■ Exercise requirements: List the lines of this listing that hold the word "What".
─── Task data
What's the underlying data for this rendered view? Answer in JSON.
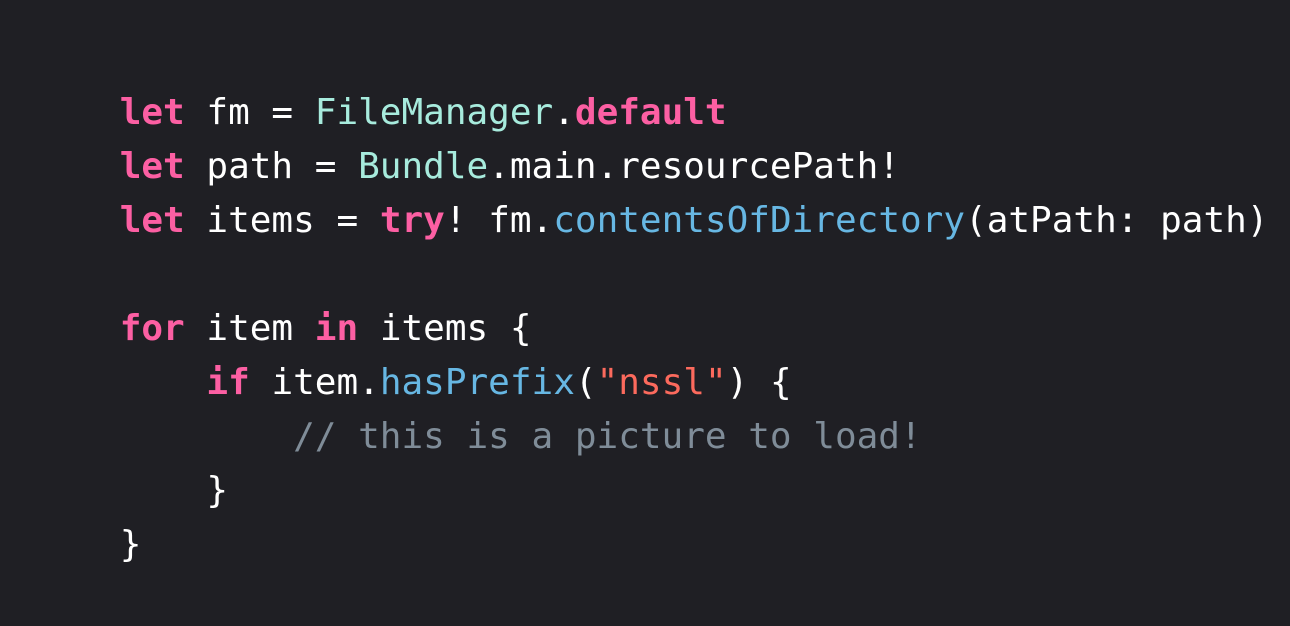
{
  "editor": {
    "background": "#1f1f24",
    "colors": {
      "plain": "#ffffff",
      "keyword": "#fc5fa3",
      "type": "#a7ebdd",
      "function": "#67b7e3",
      "string": "#fc6a5d",
      "comment": "#7f8c98"
    },
    "lines": [
      [
        {
          "text": "let",
          "kind": "keyword"
        },
        {
          "text": " fm = ",
          "kind": "plain"
        },
        {
          "text": "FileManager",
          "kind": "type"
        },
        {
          "text": ".",
          "kind": "plain"
        },
        {
          "text": "default",
          "kind": "keyword"
        }
      ],
      [
        {
          "text": "let",
          "kind": "keyword"
        },
        {
          "text": " path = ",
          "kind": "plain"
        },
        {
          "text": "Bundle",
          "kind": "type"
        },
        {
          "text": ".main.resourcePath!",
          "kind": "plain"
        }
      ],
      [
        {
          "text": "let",
          "kind": "keyword"
        },
        {
          "text": " items = ",
          "kind": "plain"
        },
        {
          "text": "try",
          "kind": "keyword"
        },
        {
          "text": "! fm.",
          "kind": "plain"
        },
        {
          "text": "contentsOfDirectory",
          "kind": "function"
        },
        {
          "text": "(atPath: path)",
          "kind": "plain"
        }
      ],
      [],
      [
        {
          "text": "for",
          "kind": "keyword"
        },
        {
          "text": " item ",
          "kind": "plain"
        },
        {
          "text": "in",
          "kind": "keyword"
        },
        {
          "text": " items {",
          "kind": "plain"
        }
      ],
      [
        {
          "text": "    ",
          "kind": "plain"
        },
        {
          "text": "if",
          "kind": "keyword"
        },
        {
          "text": " item.",
          "kind": "plain"
        },
        {
          "text": "hasPrefix",
          "kind": "function"
        },
        {
          "text": "(",
          "kind": "plain"
        },
        {
          "text": "\"nssl\"",
          "kind": "string"
        },
        {
          "text": ") {",
          "kind": "plain"
        }
      ],
      [
        {
          "text": "        ",
          "kind": "plain"
        },
        {
          "text": "// this is a picture to load!",
          "kind": "comment"
        }
      ],
      [
        {
          "text": "    }",
          "kind": "plain"
        }
      ],
      [
        {
          "text": "}",
          "kind": "plain"
        }
      ]
    ]
  }
}
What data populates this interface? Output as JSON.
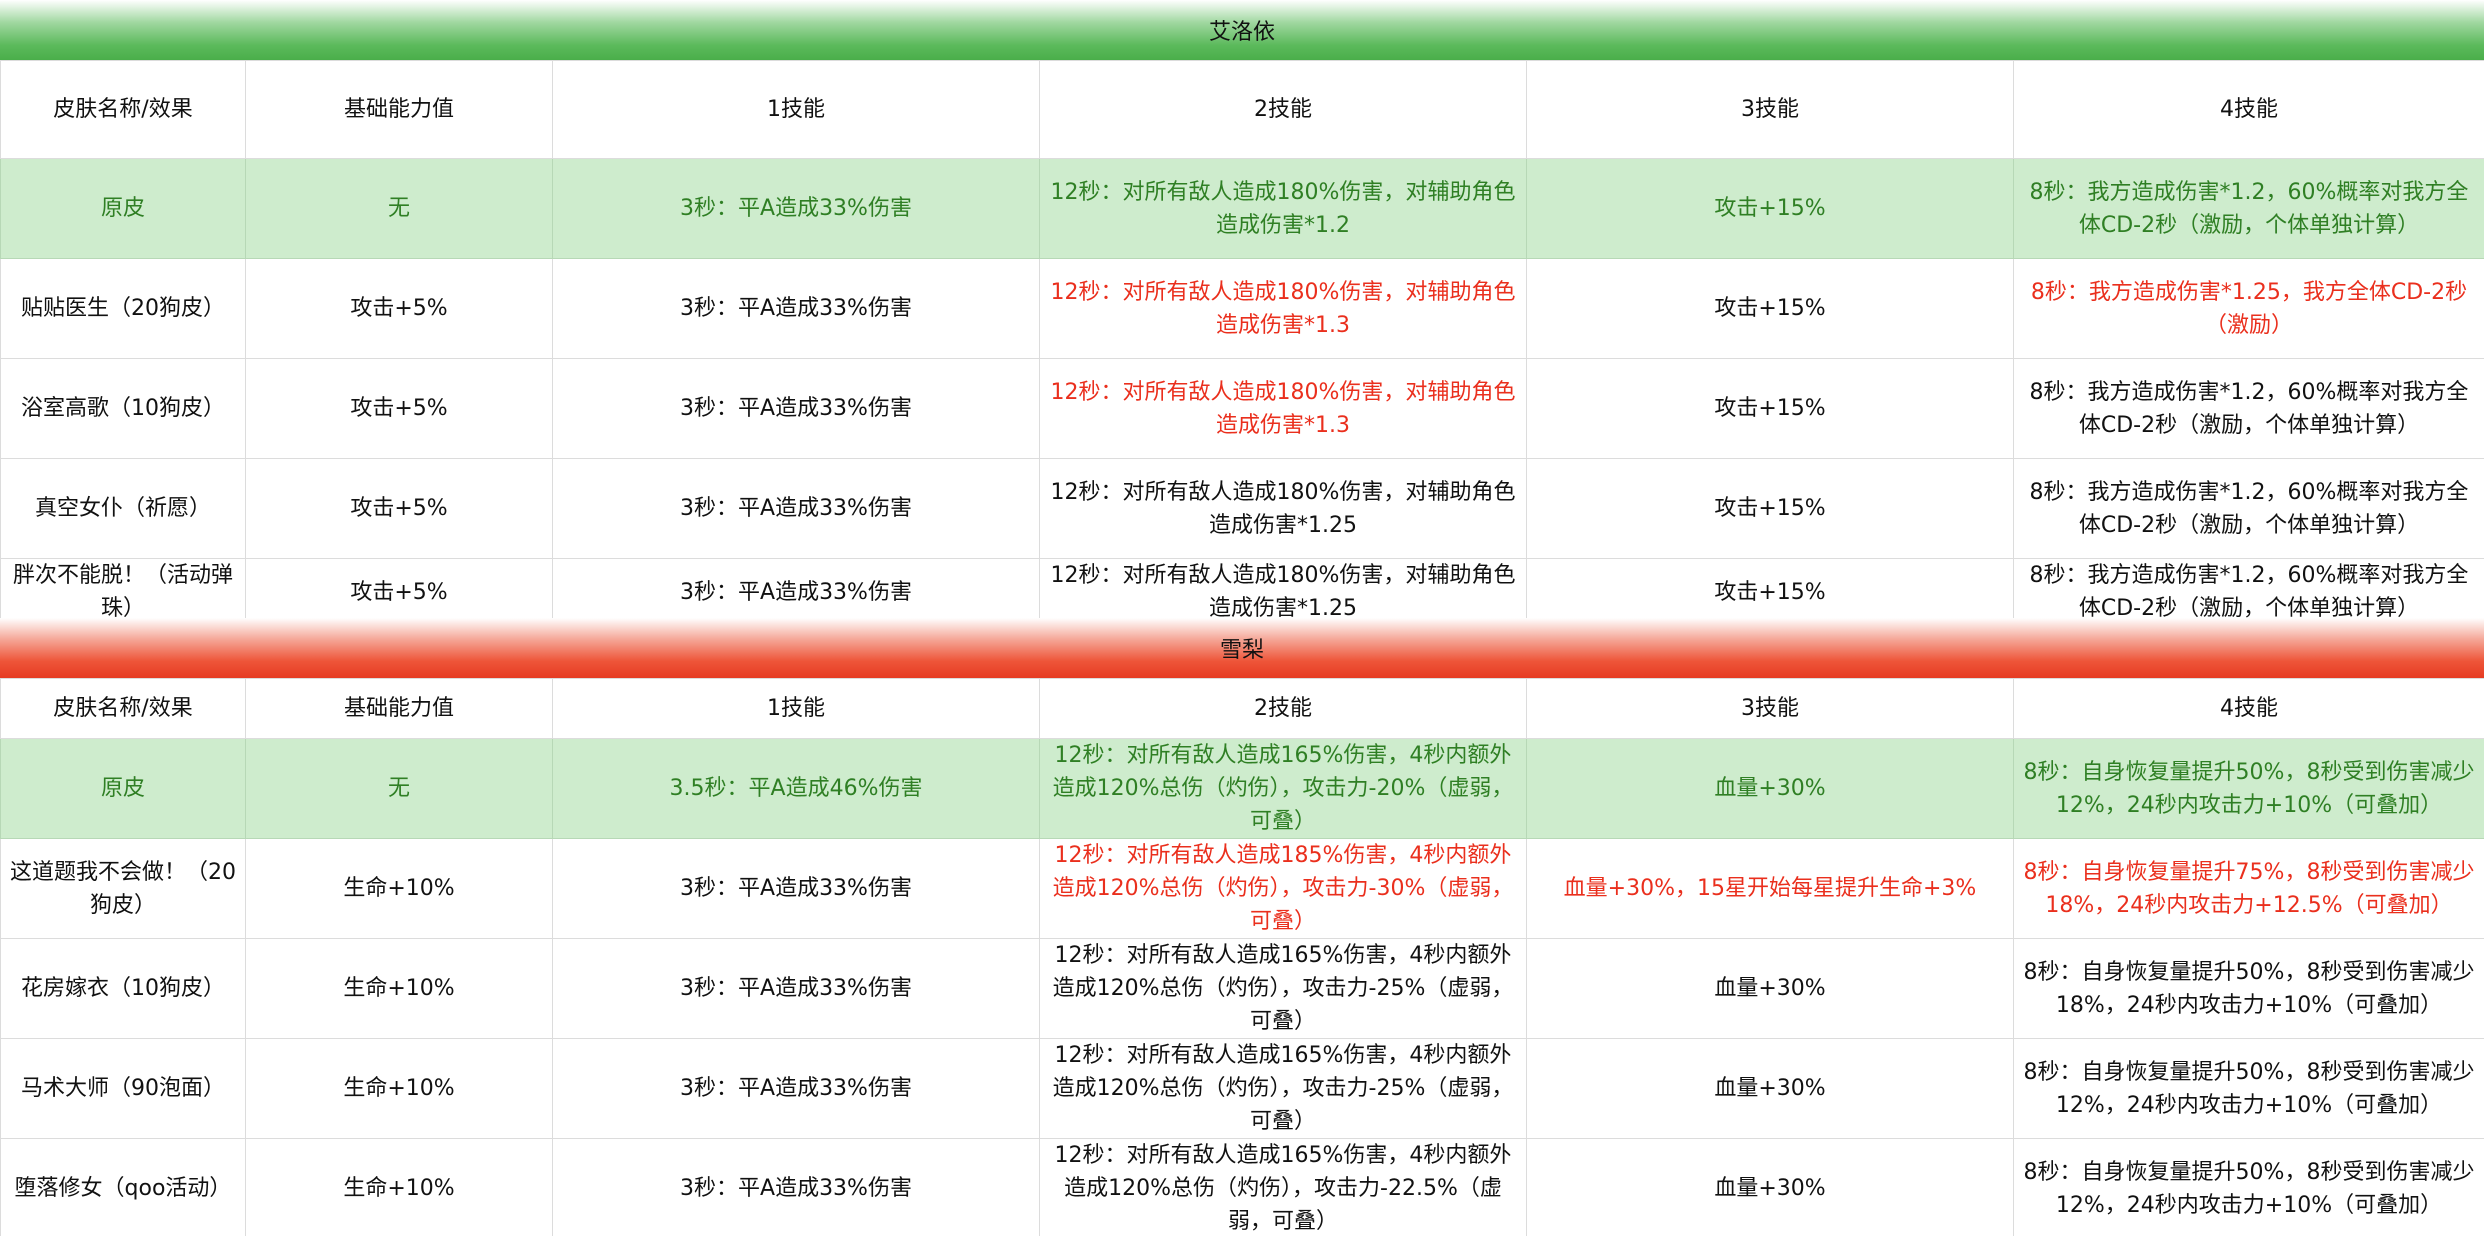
{
  "columns": [
    "皮肤名称/效果",
    "基础能力值",
    "1技能",
    "2技能",
    "3技能",
    "4技能"
  ],
  "sections": [
    {
      "title": "艾洛依",
      "rows": [
        {
          "name": "原皮",
          "base": "无",
          "s1": "3秒：平A造成33%伤害",
          "s2": "12秒：对所有敌人造成180%伤害，对辅助角色造成伤害*1.2",
          "s3": "攻击+15%",
          "s4": "8秒：我方造成伤害*1.2，60%概率对我方全体CD-2秒（激励，个体单独计算）"
        },
        {
          "name": "贴贴医生（20狗皮）",
          "base": "攻击+5%",
          "s1": "3秒：平A造成33%伤害",
          "s2": "12秒：对所有敌人造成180%伤害，对辅助角色造成伤害*1.3",
          "s3": "攻击+15%",
          "s4": "8秒：我方造成伤害*1.25，我方全体CD-2秒（激励）"
        },
        {
          "name": "浴室高歌（10狗皮）",
          "base": "攻击+5%",
          "s1": "3秒：平A造成33%伤害",
          "s2": "12秒：对所有敌人造成180%伤害，对辅助角色造成伤害*1.3",
          "s3": "攻击+15%",
          "s4": "8秒：我方造成伤害*1.2，60%概率对我方全体CD-2秒（激励，个体单独计算）"
        },
        {
          "name": "真空女仆（祈愿）",
          "base": "攻击+5%",
          "s1": "3秒：平A造成33%伤害",
          "s2": "12秒：对所有敌人造成180%伤害，对辅助角色造成伤害*1.25",
          "s3": "攻击+15%",
          "s4": "8秒：我方造成伤害*1.2，60%概率对我方全体CD-2秒（激励，个体单独计算）"
        },
        {
          "name": "胖次不能脱！（活动弹珠）",
          "base": "攻击+5%",
          "s1": "3秒：平A造成33%伤害",
          "s2": "12秒：对所有敌人造成180%伤害，对辅助角色造成伤害*1.25",
          "s3": "攻击+15%",
          "s4": "8秒：我方造成伤害*1.2，60%概率对我方全体CD-2秒（激励，个体单独计算）"
        }
      ]
    },
    {
      "title": "雪梨",
      "rows": [
        {
          "name": "原皮",
          "base": "无",
          "s1": "3.5秒：平A造成46%伤害",
          "s2": "12秒：对所有敌人造成165%伤害，4秒内额外造成120%总伤（灼伤），攻击力-20%（虚弱，可叠）",
          "s3": "血量+30%",
          "s4": "8秒：自身恢复量提升50%，8秒受到伤害减少12%，24秒内攻击力+10%（可叠加）"
        },
        {
          "name": "这道题我不会做！（20狗皮）",
          "base": "生命+10%",
          "s1": "3秒：平A造成33%伤害",
          "s2": "12秒：对所有敌人造成185%伤害，4秒内额外造成120%总伤（灼伤），攻击力-30%（虚弱，可叠）",
          "s3": "血量+30%，15星开始每星提升生命+3%",
          "s4": "8秒：自身恢复量提升75%，8秒受到伤害减少18%，24秒内攻击力+12.5%（可叠加）"
        },
        {
          "name": "花房嫁衣（10狗皮）",
          "base": "生命+10%",
          "s1": "3秒：平A造成33%伤害",
          "s2": "12秒：对所有敌人造成165%伤害，4秒内额外造成120%总伤（灼伤），攻击力-25%（虚弱，可叠）",
          "s3": "血量+30%",
          "s4": "8秒：自身恢复量提升50%，8秒受到伤害减少18%，24秒内攻击力+10%（可叠加）"
        },
        {
          "name": "马术大师（90泡面）",
          "base": "生命+10%",
          "s1": "3秒：平A造成33%伤害",
          "s2": "12秒：对所有敌人造成165%伤害，4秒内额外造成120%总伤（灼伤），攻击力-25%（虚弱，可叠）",
          "s3": "血量+30%",
          "s4": "8秒：自身恢复量提升50%，8秒受到伤害减少12%，24秒内攻击力+10%（可叠加）"
        },
        {
          "name": "堕落修女（qoo活动）",
          "base": "生命+10%",
          "s1": "3秒：平A造成33%伤害",
          "s2": "12秒：对所有敌人造成165%伤害，4秒内额外造成120%总伤（灼伤），攻击力-22.5%（虚弱，可叠）",
          "s3": "血量+30%",
          "s4": "8秒：自身恢复量提升50%，8秒受到伤害减少12%，24秒内攻击力+10%（可叠加）"
        }
      ]
    }
  ],
  "colors": {
    "base_row_bg": "#ceeccd",
    "base_row_text": "#2f7f24",
    "highlight_text": "#ea2f1d",
    "banner_green": "#4aae4a",
    "banner_red": "#e63b22"
  }
}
──────
■ Worked answer:
What's the underlying data for this rendered view? Answer in JSON.
What data populates this interface? Output as JSON.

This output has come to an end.